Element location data
════════════════
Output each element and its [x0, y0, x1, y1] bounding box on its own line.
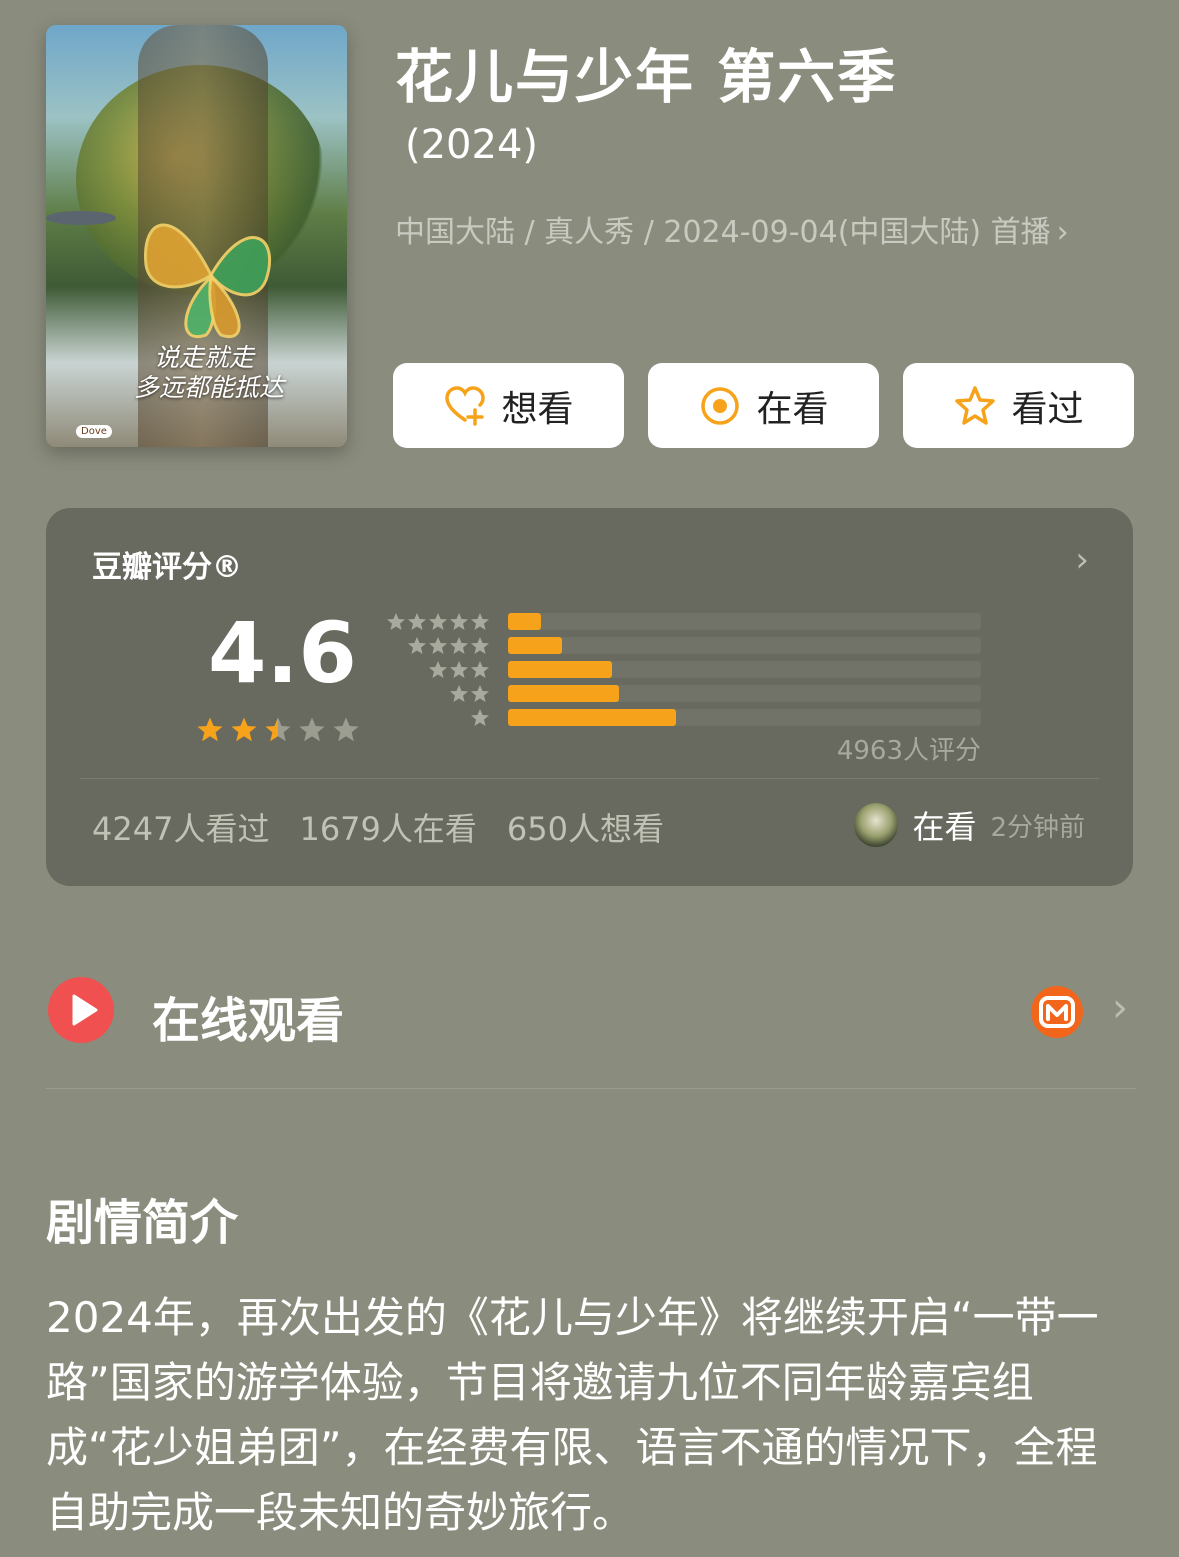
- distribution-row-4-star: [386, 634, 986, 658]
- star-small-icon: [471, 613, 489, 630]
- chevron-right-icon[interactable]: ›: [1112, 985, 1128, 1031]
- rating-card[interactable]: 豆瓣评分® › 4.6 4963人评分 4247人看过 1679人在看 650人…: [46, 508, 1133, 886]
- distribution-bar: [508, 661, 612, 678]
- distribution-stars: [470, 708, 490, 728]
- star-small-icon: [450, 685, 468, 702]
- audience-stats: 4247人看过 1679人在看 650人想看: [92, 804, 664, 850]
- star-small-icon: [471, 709, 489, 726]
- star-half-icon: [265, 717, 291, 742]
- poster-tagline-line1: 说走就走: [154, 343, 255, 372]
- distribution-stars: [407, 636, 490, 656]
- want-to-watch-label: 想看: [501, 388, 574, 430]
- heart-plus-icon: [443, 384, 487, 428]
- watched-label: 看过: [1011, 388, 1084, 430]
- want-count[interactable]: 650人想看: [507, 804, 664, 850]
- avatar[interactable]: [854, 803, 899, 847]
- watched-count[interactable]: 4247人看过: [92, 804, 269, 850]
- star-small-icon: [471, 685, 489, 702]
- rating-count: 4963人评分: [836, 736, 981, 766]
- divider: [46, 1088, 1136, 1089]
- distribution-track: [508, 661, 981, 678]
- mgtv-provider-icon[interactable]: [1030, 985, 1084, 1039]
- distribution-bar: [508, 637, 562, 654]
- butterfly-illustration: [144, 223, 272, 339]
- chevron-right-icon[interactable]: ›: [1075, 540, 1089, 580]
- rating-score: 4.6: [208, 604, 357, 702]
- want-to-watch-button[interactable]: 想看: [393, 363, 624, 448]
- play-icon: [48, 977, 114, 1043]
- poster-tagline-line2: 多远都能抵达: [134, 373, 285, 402]
- recent-activity[interactable]: 在看 2分钟前: [854, 802, 1085, 848]
- distribution-track: [508, 637, 981, 654]
- release-year: (2024): [405, 122, 539, 168]
- target-circle-icon: [698, 384, 742, 428]
- watching-button[interactable]: 在看: [648, 363, 879, 448]
- synopsis-title: 剧情简介: [46, 1195, 239, 1251]
- star-small-icon: [429, 613, 447, 630]
- recent-time: 2分钟前: [990, 812, 1085, 843]
- watching-count[interactable]: 1679人在看: [299, 804, 476, 850]
- star-small-icon: [387, 613, 405, 630]
- star-small-icon: [450, 613, 468, 630]
- distribution-bar: [508, 613, 541, 630]
- watched-button[interactable]: 看过: [903, 363, 1134, 448]
- poster-ufo: [46, 211, 116, 225]
- star-empty-icon: [333, 717, 359, 742]
- watching-label: 在看: [756, 388, 829, 430]
- poster-brand-logo: Dove: [76, 425, 112, 438]
- distribution-track: [508, 709, 981, 726]
- poster-tagline: 说走就走 多远都能抵达: [134, 343, 314, 403]
- star-empty-icon: [299, 717, 325, 742]
- show-meta-text: 中国大陆 / 真人秀 / 2024-09-04(中国大陆) 首播: [395, 215, 1051, 250]
- rating-stars: [196, 716, 360, 744]
- star-small-icon: [450, 637, 468, 654]
- distribution-track: [508, 613, 981, 630]
- star-filled-icon: [231, 717, 257, 742]
- show-meta-link[interactable]: 中国大陆 / 真人秀 / 2024-09-04(中国大陆) 首播 ›: [395, 205, 1095, 261]
- distribution-stars: [449, 684, 490, 704]
- rating-label: 豆瓣评分®: [92, 550, 242, 585]
- star-small-icon: [471, 637, 489, 654]
- star-outline-icon: [953, 384, 997, 428]
- star-small-icon: [408, 613, 426, 630]
- distribution-row-5-star: [386, 610, 986, 634]
- star-filled-icon: [197, 717, 223, 742]
- page-title: 花儿与少年 第六季: [395, 43, 898, 111]
- watch-online-label: 在线观看: [152, 993, 345, 1049]
- synopsis-text: 2024年，再次出发的《花儿与少年》将继续开启“一带一路”国家的游学体验，节目将…: [46, 1293, 1099, 1537]
- poster-image[interactable]: 说走就走 多远都能抵达 Dove: [46, 25, 347, 447]
- distribution-stars: [386, 612, 490, 632]
- chevron-right-icon: ›: [1056, 215, 1069, 250]
- star-small-icon: [429, 637, 447, 654]
- star-small-icon: [429, 661, 447, 678]
- distribution-row-3-star: [386, 658, 986, 682]
- distribution-stars: [428, 660, 490, 680]
- watch-online-row[interactable]: 在线观看 ›: [46, 975, 1136, 1049]
- divider: [80, 778, 1099, 779]
- star-small-icon: [450, 661, 468, 678]
- star-small-icon: [408, 637, 426, 654]
- distribution-track: [508, 685, 981, 702]
- distribution-bar: [508, 709, 676, 726]
- distribution-row-1-star: [386, 706, 986, 730]
- star-small-icon: [471, 661, 489, 678]
- distribution-bar: [508, 685, 619, 702]
- distribution-row-2-star: [386, 682, 986, 706]
- recent-status: 在看: [912, 808, 977, 846]
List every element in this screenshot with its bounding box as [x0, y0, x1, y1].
════════════════
## DIRECTIVE
Return the lines above exactly as they appear, leaving out the pictures.

## COMPLETED TASK
Output each element and its [x0, y0, x1, y1] bounding box on its own line.
- distribution-row-4-star: [386, 634, 986, 658]
- star-small-icon: [471, 613, 489, 630]
- chevron-right-icon[interactable]: ›: [1112, 985, 1128, 1031]
- rating-card[interactable]: 豆瓣评分® › 4.6 4963人评分 4247人看过 1679人在看 650人…: [46, 508, 1133, 886]
- distribution-bar: [508, 661, 612, 678]
- distribution-stars: [470, 708, 490, 728]
- star-small-icon: [450, 685, 468, 702]
- audience-stats: 4247人看过 1679人在看 650人想看: [92, 804, 664, 850]
- star-small-icon: [471, 709, 489, 726]
- star-half-icon: [265, 717, 291, 742]
- poster-tagline-line1: 说走就走: [154, 343, 255, 372]
- distribution-stars: [407, 636, 490, 656]
- want-to-watch-label: 想看: [501, 388, 574, 430]
- heart-plus-icon: [443, 384, 487, 428]
- watched-label: 看过: [1011, 388, 1084, 430]
- want-count[interactable]: 650人想看: [507, 804, 664, 850]
- avatar[interactable]: [854, 803, 899, 847]
- watched-count[interactable]: 4247人看过: [92, 804, 269, 850]
- star-small-icon: [471, 685, 489, 702]
- rating-count: 4963人评分: [836, 736, 981, 766]
- divider: [46, 1088, 1136, 1089]
- distribution-track: [508, 661, 981, 678]
- mgtv-provider-icon[interactable]: [1030, 985, 1084, 1039]
- distribution-bar: [508, 637, 562, 654]
- butterfly-illustration: [144, 223, 272, 339]
- chevron-right-icon[interactable]: ›: [1075, 540, 1089, 580]
- rating-score: 4.6: [208, 604, 357, 702]
- want-to-watch-button[interactable]: 想看: [393, 363, 624, 448]
- play-icon: [48, 977, 114, 1043]
- poster-tagline-line2: 多远都能抵达: [134, 373, 285, 402]
- recent-activity[interactable]: 在看 2分钟前: [854, 802, 1085, 848]
- distribution-track: [508, 637, 981, 654]
- release-year: (2024): [405, 122, 539, 168]
- target-circle-icon: [698, 384, 742, 428]
- watching-button[interactable]: 在看: [648, 363, 879, 448]
- synopsis-title: 剧情简介: [46, 1195, 239, 1251]
- star-small-icon: [429, 613, 447, 630]
- recent-time: 2分钟前: [990, 812, 1085, 843]
- watching-count[interactable]: 1679人在看: [299, 804, 476, 850]
- star-small-icon: [387, 613, 405, 630]
- star-small-icon: [450, 613, 468, 630]
- distribution-bar: [508, 613, 541, 630]
- watched-button[interactable]: 看过: [903, 363, 1134, 448]
- poster-ufo: [46, 211, 116, 225]
- star-empty-icon: [333, 717, 359, 742]
- watching-label: 在看: [756, 388, 829, 430]
- poster-brand-logo: Dove: [76, 425, 112, 438]
- distribution-track: [508, 709, 981, 726]
- poster-tagline: 说走就走 多远都能抵达: [134, 343, 314, 403]
- star-empty-icon: [299, 717, 325, 742]
- show-meta-text: 中国大陆 / 真人秀 / 2024-09-04(中国大陆) 首播: [395, 215, 1051, 250]
- rating-stars: [196, 716, 360, 744]
- star-small-icon: [450, 637, 468, 654]
- distribution-track: [508, 613, 981, 630]
- star-filled-icon: [231, 717, 257, 742]
- show-meta-link[interactable]: 中国大陆 / 真人秀 / 2024-09-04(中国大陆) 首播 ›: [395, 205, 1095, 261]
- distribution-stars: [449, 684, 490, 704]
- rating-label: 豆瓣评分®: [92, 550, 242, 585]
- star-small-icon: [471, 637, 489, 654]
- star-outline-icon: [953, 384, 997, 428]
- star-small-icon: [408, 613, 426, 630]
- distribution-row-5-star: [386, 610, 986, 634]
- star-filled-icon: [197, 717, 223, 742]
- page-title: 花儿与少年 第六季: [395, 43, 898, 111]
- watch-online-label: 在线观看: [152, 993, 345, 1049]
- synopsis-text: 2024年，再次出发的《花儿与少年》将继续开启“一带一路”国家的游学体验，节目将…: [46, 1293, 1099, 1537]
- poster-image[interactable]: 说走就走 多远都能抵达 Dove: [46, 25, 347, 447]
- distribution-stars: [386, 612, 490, 632]
- chevron-right-icon: ›: [1056, 215, 1069, 250]
- star-small-icon: [429, 637, 447, 654]
- star-small-icon: [429, 661, 447, 678]
- distribution-row-3-star: [386, 658, 986, 682]
- distribution-stars: [428, 660, 490, 680]
- watch-online-row[interactable]: 在线观看 ›: [46, 975, 1136, 1049]
- divider: [80, 778, 1099, 779]
- star-small-icon: [450, 661, 468, 678]
- star-small-icon: [408, 637, 426, 654]
- distribution-track: [508, 685, 981, 702]
- distribution-bar: [508, 709, 676, 726]
- distribution-row-1-star: [386, 706, 986, 730]
- star-small-icon: [471, 661, 489, 678]
- distribution-bar: [508, 685, 619, 702]
- distribution-row-2-star: [386, 682, 986, 706]
- recent-status: 在看: [912, 808, 977, 846]
List every element in this screenshot with its bounding box as [x0, y0, x1, y1].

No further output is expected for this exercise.